*** Material supplied ***

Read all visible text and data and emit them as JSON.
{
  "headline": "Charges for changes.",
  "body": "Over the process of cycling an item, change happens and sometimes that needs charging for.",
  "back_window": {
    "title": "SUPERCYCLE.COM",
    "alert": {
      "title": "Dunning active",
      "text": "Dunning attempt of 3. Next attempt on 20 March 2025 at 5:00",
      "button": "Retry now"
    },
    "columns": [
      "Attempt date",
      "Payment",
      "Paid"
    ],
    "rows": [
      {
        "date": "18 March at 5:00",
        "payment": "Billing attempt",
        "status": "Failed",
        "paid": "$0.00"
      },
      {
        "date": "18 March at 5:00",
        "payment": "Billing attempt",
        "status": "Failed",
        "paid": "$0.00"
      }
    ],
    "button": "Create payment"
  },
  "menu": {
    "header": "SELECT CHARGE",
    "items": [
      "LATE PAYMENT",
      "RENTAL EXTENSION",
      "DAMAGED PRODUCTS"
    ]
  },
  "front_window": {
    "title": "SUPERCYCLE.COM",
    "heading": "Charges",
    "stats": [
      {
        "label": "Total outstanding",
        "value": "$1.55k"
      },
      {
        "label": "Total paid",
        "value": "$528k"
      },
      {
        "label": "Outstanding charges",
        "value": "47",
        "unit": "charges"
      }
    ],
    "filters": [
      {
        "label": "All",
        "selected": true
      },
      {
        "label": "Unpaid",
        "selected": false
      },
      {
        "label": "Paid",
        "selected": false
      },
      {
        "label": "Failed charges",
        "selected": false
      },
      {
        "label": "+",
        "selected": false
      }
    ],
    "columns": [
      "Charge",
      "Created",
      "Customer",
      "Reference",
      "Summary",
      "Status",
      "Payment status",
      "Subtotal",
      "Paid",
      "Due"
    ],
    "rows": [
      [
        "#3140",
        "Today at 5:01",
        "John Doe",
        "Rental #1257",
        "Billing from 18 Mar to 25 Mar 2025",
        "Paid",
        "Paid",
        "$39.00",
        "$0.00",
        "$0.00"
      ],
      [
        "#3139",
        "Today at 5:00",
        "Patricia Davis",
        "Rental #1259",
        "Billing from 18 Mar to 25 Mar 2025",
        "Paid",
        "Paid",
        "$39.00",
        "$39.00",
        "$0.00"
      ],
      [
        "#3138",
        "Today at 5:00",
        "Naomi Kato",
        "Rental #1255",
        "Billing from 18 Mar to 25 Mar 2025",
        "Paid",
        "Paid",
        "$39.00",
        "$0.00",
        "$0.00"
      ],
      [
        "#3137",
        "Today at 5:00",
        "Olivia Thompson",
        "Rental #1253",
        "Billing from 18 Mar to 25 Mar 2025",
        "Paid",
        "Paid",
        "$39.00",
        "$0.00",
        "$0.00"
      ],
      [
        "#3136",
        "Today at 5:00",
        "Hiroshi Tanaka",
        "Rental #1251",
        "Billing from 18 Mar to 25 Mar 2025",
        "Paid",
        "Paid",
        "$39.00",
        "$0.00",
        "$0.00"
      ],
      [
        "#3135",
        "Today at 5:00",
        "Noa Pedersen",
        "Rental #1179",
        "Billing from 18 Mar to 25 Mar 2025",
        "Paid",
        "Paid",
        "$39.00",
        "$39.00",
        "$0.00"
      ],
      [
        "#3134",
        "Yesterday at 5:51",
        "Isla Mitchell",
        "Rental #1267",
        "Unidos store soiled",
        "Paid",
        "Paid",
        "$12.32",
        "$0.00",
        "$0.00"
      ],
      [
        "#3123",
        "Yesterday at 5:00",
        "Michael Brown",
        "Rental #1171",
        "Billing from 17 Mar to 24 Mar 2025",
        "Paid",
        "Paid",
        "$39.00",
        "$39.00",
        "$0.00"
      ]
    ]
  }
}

***

Your objective =
Repeat the data above exactly.

Final answer =
Read all visible text and data and emit them as JSON.
{
  "headline": "Charges for changes.",
  "body": "Over the process of cycling an item, change happens and sometimes that needs charging for.",
  "back_window": {
    "title": "SUPERCYCLE.COM",
    "alert": {
      "title": "Dunning active",
      "text": "Dunning attempt of 3. Next attempt on 20 March 2025 at 5:00",
      "button": "Retry now"
    },
    "columns": [
      "Attempt date",
      "Payment",
      "Paid"
    ],
    "rows": [
      {
        "date": "18 March at 5:00",
        "payment": "Billing attempt",
        "status": "Failed",
        "paid": "$0.00"
      },
      {
        "date": "18 March at 5:00",
        "payment": "Billing attempt",
        "status": "Failed",
        "paid": "$0.00"
      }
    ],
    "button": "Create payment"
  },
  "menu": {
    "header": "SELECT CHARGE",
    "items": [
      "LATE PAYMENT",
      "RENTAL EXTENSION",
      "DAMAGED PRODUCTS"
    ]
  },
  "front_window": {
    "title": "SUPERCYCLE.COM",
    "heading": "Charges",
    "stats": [
      {
        "label": "Total outstanding",
        "value": "$1.55k"
      },
      {
        "label": "Total paid",
        "value": "$528k"
      },
      {
        "label": "Outstanding charges",
        "value": "47",
        "unit": "charges"
      }
    ],
    "filters": [
      {
        "label": "All",
        "selected": true
      },
      {
        "label": "Unpaid",
        "selected": false
      },
      {
        "label": "Paid",
        "selected": false
      },
      {
        "label": "Failed charges",
        "selected": false
      },
      {
        "label": "+",
        "selected": false
      }
    ],
    "columns": [
      "Charge",
      "Created",
      "Customer",
      "Reference",
      "Summary",
      "Status",
      "Payment status",
      "Subtotal",
      "Paid",
      "Due"
    ],
    "rows": [
      [
        "#3140",
        "Today at 5:01",
        "John Doe",
        "Rental #1257",
        "Billing from 18 Mar to 25 Mar 2025",
        "Paid",
        "Paid",
        "$39.00",
        "$0.00",
        "$0.00"
      ],
      [
        "#3139",
        "Today at 5:00",
        "Patricia Davis",
        "Rental #1259",
        "Billing from 18 Mar to 25 Mar 2025",
        "Paid",
        "Paid",
        "$39.00",
        "$39.00",
        "$0.00"
      ],
      [
        "#3138",
        "Today at 5:00",
        "Naomi Kato",
        "Rental #1255",
        "Billing from 18 Mar to 25 Mar 2025",
        "Paid",
        "Paid",
        "$39.00",
        "$0.00",
        "$0.00"
      ],
      [
        "#3137",
        "Today at 5:00",
        "Olivia Thompson",
        "Rental #1253",
        "Billing from 18 Mar to 25 Mar 2025",
        "Paid",
        "Paid",
        "$39.00",
        "$0.00",
        "$0.00"
      ],
      [
        "#3136",
        "Today at 5:00",
        "Hiroshi Tanaka",
        "Rental #1251",
        "Billing from 18 Mar to 25 Mar 2025",
        "Paid",
        "Paid",
        "$39.00",
        "$0.00",
        "$0.00"
      ],
      [
        "#3135",
        "Today at 5:00",
        "Noa Pedersen",
        "Rental #1179",
        "Billing from 18 Mar to 25 Mar 2025",
        "Paid",
        "Paid",
        "$39.00",
        "$39.00",
        "$0.00"
      ],
      [
        "#3134",
        "Yesterday at 5:51",
        "Isla Mitchell",
        "Rental #1267",
        "Unidos store soiled",
        "Paid",
        "Paid",
        "$12.32",
        "$0.00",
        "$0.00"
      ],
      [
        "#3123",
        "Yesterday at 5:00",
        "Michael Brown",
        "Rental #1171",
        "Billing from 17 Mar to 24 Mar 2025",
        "Paid",
        "Paid",
        "$39.00",
        "$39.00",
        "$0.00"
      ]
    ]
  }
}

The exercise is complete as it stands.